> **The exercise**: Set the listing down again exactly, please, apart from its pictures.

> **Task input**:
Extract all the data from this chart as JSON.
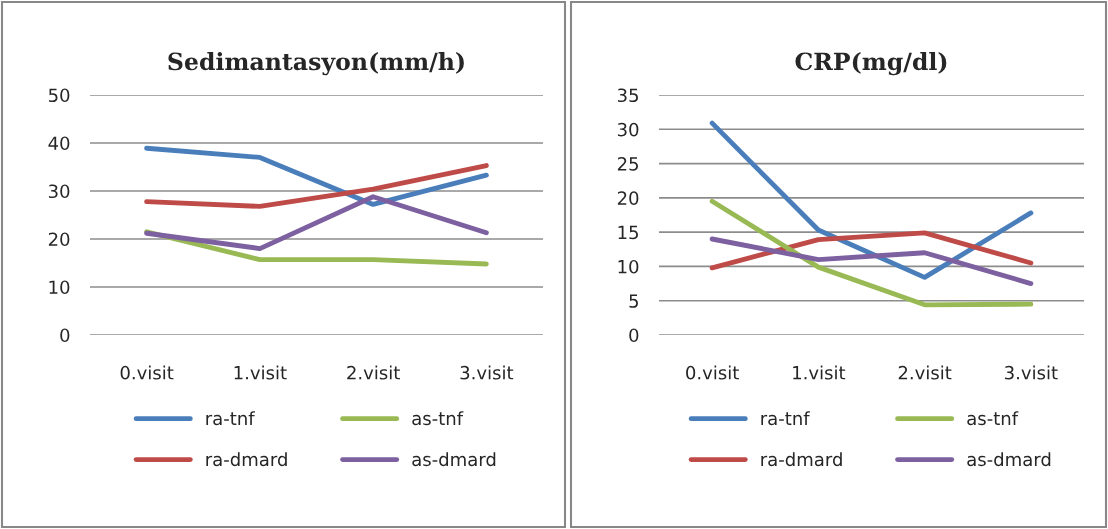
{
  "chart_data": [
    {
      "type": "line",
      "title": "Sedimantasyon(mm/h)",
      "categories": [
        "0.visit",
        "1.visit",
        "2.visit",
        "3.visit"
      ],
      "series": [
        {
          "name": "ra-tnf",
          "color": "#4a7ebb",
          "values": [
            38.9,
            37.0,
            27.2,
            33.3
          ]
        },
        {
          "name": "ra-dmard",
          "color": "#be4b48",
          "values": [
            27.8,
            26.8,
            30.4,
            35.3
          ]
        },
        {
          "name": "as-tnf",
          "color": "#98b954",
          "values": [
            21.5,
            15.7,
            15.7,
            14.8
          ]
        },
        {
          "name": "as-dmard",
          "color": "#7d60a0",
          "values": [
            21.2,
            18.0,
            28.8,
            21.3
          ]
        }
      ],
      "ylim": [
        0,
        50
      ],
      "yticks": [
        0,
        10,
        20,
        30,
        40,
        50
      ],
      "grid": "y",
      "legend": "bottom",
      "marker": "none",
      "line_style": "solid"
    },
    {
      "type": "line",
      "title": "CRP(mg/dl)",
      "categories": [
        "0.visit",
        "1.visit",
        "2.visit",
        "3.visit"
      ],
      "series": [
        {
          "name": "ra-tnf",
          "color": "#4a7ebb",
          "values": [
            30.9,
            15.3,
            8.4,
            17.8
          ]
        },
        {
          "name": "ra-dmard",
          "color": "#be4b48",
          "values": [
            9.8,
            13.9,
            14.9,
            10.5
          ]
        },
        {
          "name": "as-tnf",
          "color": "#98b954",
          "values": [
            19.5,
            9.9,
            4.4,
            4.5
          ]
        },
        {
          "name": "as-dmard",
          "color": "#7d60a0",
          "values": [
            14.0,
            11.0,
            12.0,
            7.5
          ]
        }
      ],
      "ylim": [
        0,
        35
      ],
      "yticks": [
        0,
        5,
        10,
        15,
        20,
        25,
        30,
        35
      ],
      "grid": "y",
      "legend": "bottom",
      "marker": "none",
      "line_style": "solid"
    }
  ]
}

> **Correct response**:
Extract all the data from this chart as JSON.
{
  "chart_data": [
    {
      "type": "line",
      "title": "Sedimantasyon(mm/h)",
      "categories": [
        "0.visit",
        "1.visit",
        "2.visit",
        "3.visit"
      ],
      "series": [
        {
          "name": "ra-tnf",
          "color": "#4a7ebb",
          "values": [
            38.9,
            37.0,
            27.2,
            33.3
          ]
        },
        {
          "name": "ra-dmard",
          "color": "#be4b48",
          "values": [
            27.8,
            26.8,
            30.4,
            35.3
          ]
        },
        {
          "name": "as-tnf",
          "color": "#98b954",
          "values": [
            21.5,
            15.7,
            15.7,
            14.8
          ]
        },
        {
          "name": "as-dmard",
          "color": "#7d60a0",
          "values": [
            21.2,
            18.0,
            28.8,
            21.3
          ]
        }
      ],
      "ylim": [
        0,
        50
      ],
      "yticks": [
        0,
        10,
        20,
        30,
        40,
        50
      ],
      "grid": "y",
      "legend": "bottom",
      "marker": "none",
      "line_style": "solid"
    },
    {
      "type": "line",
      "title": "CRP(mg/dl)",
      "categories": [
        "0.visit",
        "1.visit",
        "2.visit",
        "3.visit"
      ],
      "series": [
        {
          "name": "ra-tnf",
          "color": "#4a7ebb",
          "values": [
            30.9,
            15.3,
            8.4,
            17.8
          ]
        },
        {
          "name": "ra-dmard",
          "color": "#be4b48",
          "values": [
            9.8,
            13.9,
            14.9,
            10.5
          ]
        },
        {
          "name": "as-tnf",
          "color": "#98b954",
          "values": [
            19.5,
            9.9,
            4.4,
            4.5
          ]
        },
        {
          "name": "as-dmard",
          "color": "#7d60a0",
          "values": [
            14.0,
            11.0,
            12.0,
            7.5
          ]
        }
      ],
      "ylim": [
        0,
        35
      ],
      "yticks": [
        0,
        5,
        10,
        15,
        20,
        25,
        30,
        35
      ],
      "grid": "y",
      "legend": "bottom",
      "marker": "none",
      "line_style": "solid"
    }
  ]
}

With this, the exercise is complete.